[START OF Provided records]
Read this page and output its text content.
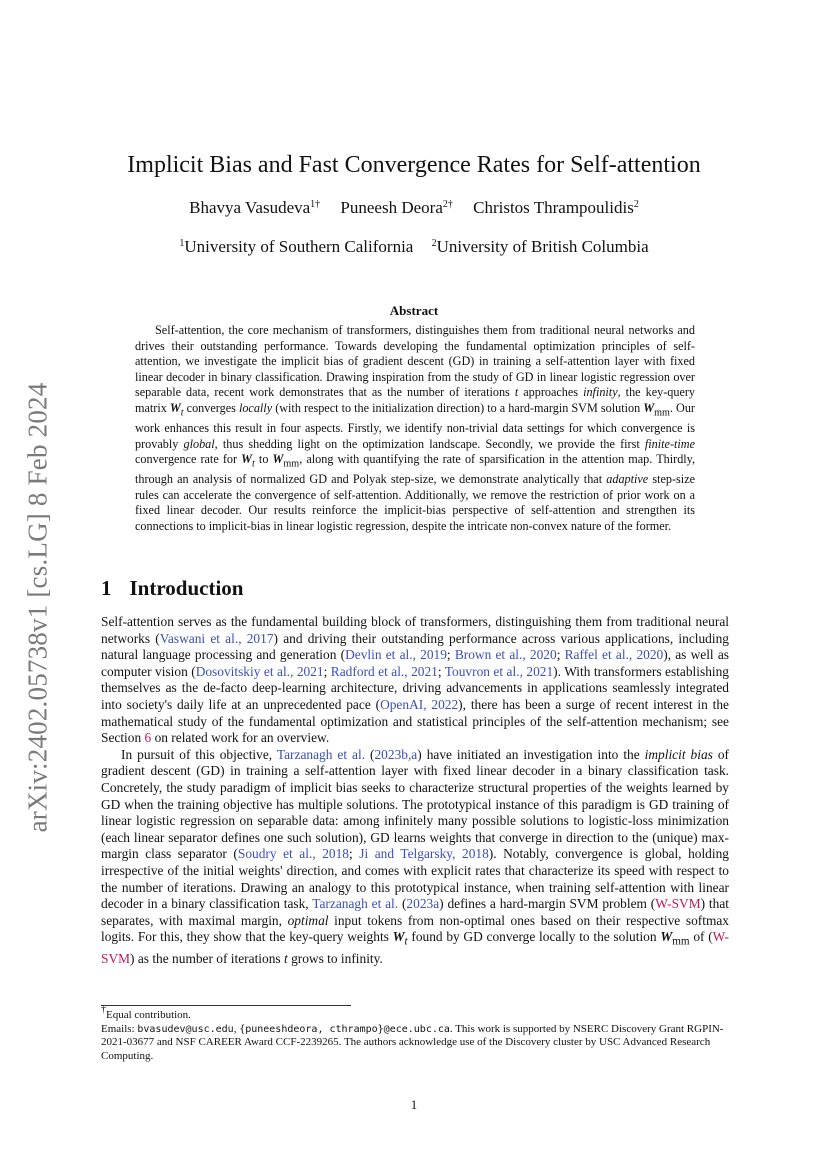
arXiv:2402.05738v1 [cs.LG] 8 Feb 2024
Implicit Bias and Fast Convergence Rates for Self-attention
Bhavya Vasudeva$^{1\dagger}$ Puneesh Deora$^{2\dagger}$ Christos Thrampoulidis$^2$
$^1$University of Southern California $^2$University of British Columbia
Abstract

Self-attention, the core mechanism of transformers, distinguishes them from traditional neural networks and drives their outstanding performance. Towards developing the fundamental optimization principles of self-attention, we investigate the implicit bias of gradient descent (GD) in training a self-attention layer with fixed linear decoder in binary classification. Drawing inspiration from the study of GD in linear logistic regression over separable data, recent work demonstrates that as the number of iterations t approaches infinity, the key-query matrix $W_t$ converges locally (with respect to the initialization direction) to a hard-margin SVM solution $W_{mm}$. Our work enhances this result in four aspects. Firstly, we identify non-trivial data settings for which convergence is provably global, thus shedding light on the optimization landscape. Secondly, we provide the first finite-time convergence rate for $W_t$ to $W_{mm}$, along with quantifying the rate of sparsification in the attention map. Thirdly, through an analysis of normalized GD and Polyak step-size, we demonstrate analytically that adaptive step-size rules can accelerate the convergence of self-attention. Additionally, we remove the restriction of prior work on a fixed linear decoder. Our results reinforce the implicit-bias perspective of self-attention and strengthen its connections to implicit-bias in linear logistic regression, despite the intricate non-convex nature of the former.

1 Introduction

Self-attention serves as the fundamental building block of transformers, distinguishing them from traditional neural networks (Vaswani et al., 2017) and driving their outstanding performance across various applications, including natural language processing and generation (Devlin et al., 2019; Brown et al., 2020; Raffel et al., 2020), as well as computer vision (Dosovitskiy et al., 2021; Radford et al., 2021; Touvron et al., 2021). With transformers establishing themselves as the de-facto deep-learning architecture, driving advancements in applications seamlessly integrated into society's daily life at an unprecedented pace (OpenAI, 2022), there has been a surge of recent interest in the mathematical study of the fundamental optimization and statistical principles of the self-attention mechanism; see Section 6 on related work for an overview.

In pursuit of this objective, Tarzanagh et al. (2023b,a) have initiated an investigation into the implicit bias of gradient descent (GD) in training a self-attention layer with fixed linear decoder in a binary classification task. Concretely, the study paradigm of implicit bias seeks to characterize structural properties of the weights learned by GD when the training objective has multiple solutions. The prototypical instance of this paradigm is GD training of linear logistic regression on separable data: among infinitely many possible solutions to logistic-loss minimization (each linear separator defines one such solution), GD learns weights that converge in direction to the (unique) max-margin class separator (Soudry et al., 2018; Ji and Telgarsky, 2018). Notably, convergence is global, holding irrespective of the initial weights' direction, and comes with explicit rates that characterize its speed with respect to the number of iterations. Drawing an analogy to this prototypical instance, when training self-attention with linear decoder in a binary classification task, Tarzanagh et al. (2023a) defines a hard-margin SVM problem (W-SVM) that separates, with maximal margin, optimal input tokens from non-optimal ones based on their respective softmax logits. For this, they show that the key-query weights $W_t$ found by GD converge locally to the solution $W_{mm}$ of (W-SVM) as the number of iterations t grows to infinity.

†Equal contribution.

Emails: bvasudev@usc.edu, {puneeshdeora, cthrampo}@ece.ubc.ca. This work is supported by NSERC Discovery Grant RGPIN-2021-03677 and NSF CAREER Award CCF-2239265. The authors acknowledge use of the Discovery cluster by USC Advanced Research Computing.

1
[END OF Provided records]
### Task directions
Transcribe all the records above word for word, without their images.

### Correct response
Read this page and output its text content.
arXiv:2402.05738v1 [cs.LG] 8 Feb 2024
Implicit Bias and Fast Convergence Rates for Self-attention
Bhavya Vasudeva$^{1\dagger}$ Puneesh Deora$^{2\dagger}$ Christos Thrampoulidis$^2$
$^1$University of Southern California $^2$University of British Columbia
Abstract

Self-attention, the core mechanism of transformers, distinguishes them from traditional neural networks and drives their outstanding performance. Towards developing the fundamental optimization principles of self-attention, we investigate the implicit bias of gradient descent (GD) in training a self-attention layer with fixed linear decoder in binary classification. Drawing inspiration from the study of GD in linear logistic regression over separable data, recent work demonstrates that as the number of iterations t approaches infinity, the key-query matrix $W_t$ converges locally (with respect to the initialization direction) to a hard-margin SVM solution $W_{mm}$. Our work enhances this result in four aspects. Firstly, we identify non-trivial data settings for which convergence is provably global, thus shedding light on the optimization landscape. Secondly, we provide the first finite-time convergence rate for $W_t$ to $W_{mm}$, along with quantifying the rate of sparsification in the attention map. Thirdly, through an analysis of normalized GD and Polyak step-size, we demonstrate analytically that adaptive step-size rules can accelerate the convergence of self-attention. Additionally, we remove the restriction of prior work on a fixed linear decoder. Our results reinforce the implicit-bias perspective of self-attention and strengthen its connections to implicit-bias in linear logistic regression, despite the intricate non-convex nature of the former.

1 Introduction

Self-attention serves as the fundamental building block of transformers, distinguishing them from traditional neural networks (Vaswani et al., 2017) and driving their outstanding performance across various applications, including natural language processing and generation (Devlin et al., 2019; Brown et al., 2020; Raffel et al., 2020), as well as computer vision (Dosovitskiy et al., 2021; Radford et al., 2021; Touvron et al., 2021). With transformers establishing themselves as the de-facto deep-learning architecture, driving advancements in applications seamlessly integrated into society's daily life at an unprecedented pace (OpenAI, 2022), there has been a surge of recent interest in the mathematical study of the fundamental optimization and statistical principles of the self-attention mechanism; see Section 6 on related work for an overview.

In pursuit of this objective, Tarzanagh et al. (2023b,a) have initiated an investigation into the implicit bias of gradient descent (GD) in training a self-attention layer with fixed linear decoder in a binary classification task. Concretely, the study paradigm of implicit bias seeks to characterize structural properties of the weights learned by GD when the training objective has multiple solutions. The prototypical instance of this paradigm is GD training of linear logistic regression on separable data: among infinitely many possible solutions to logistic-loss minimization (each linear separator defines one such solution), GD learns weights that converge in direction to the (unique) max-margin class separator (Soudry et al., 2018; Ji and Telgarsky, 2018). Notably, convergence is global, holding irrespective of the initial weights' direction, and comes with explicit rates that characterize its speed with respect to the number of iterations. Drawing an analogy to this prototypical instance, when training self-attention with linear decoder in a binary classification task, Tarzanagh et al. (2023a) defines a hard-margin SVM problem (W-SVM) that separates, with maximal margin, optimal input tokens from non-optimal ones based on their respective softmax logits. For this, they show that the key-query weights $W_t$ found by GD converge locally to the solution $W_{mm}$ of (W-SVM) as the number of iterations t grows to infinity.

†Equal contribution.

Emails: bvasudev@usc.edu, {puneeshdeora, cthrampo}@ece.ubc.ca. This work is supported by NSERC Discovery Grant RGPIN-2021-03677 and NSF CAREER Award CCF-2239265. The authors acknowledge use of the Discovery cluster by USC Advanced Research Computing.

1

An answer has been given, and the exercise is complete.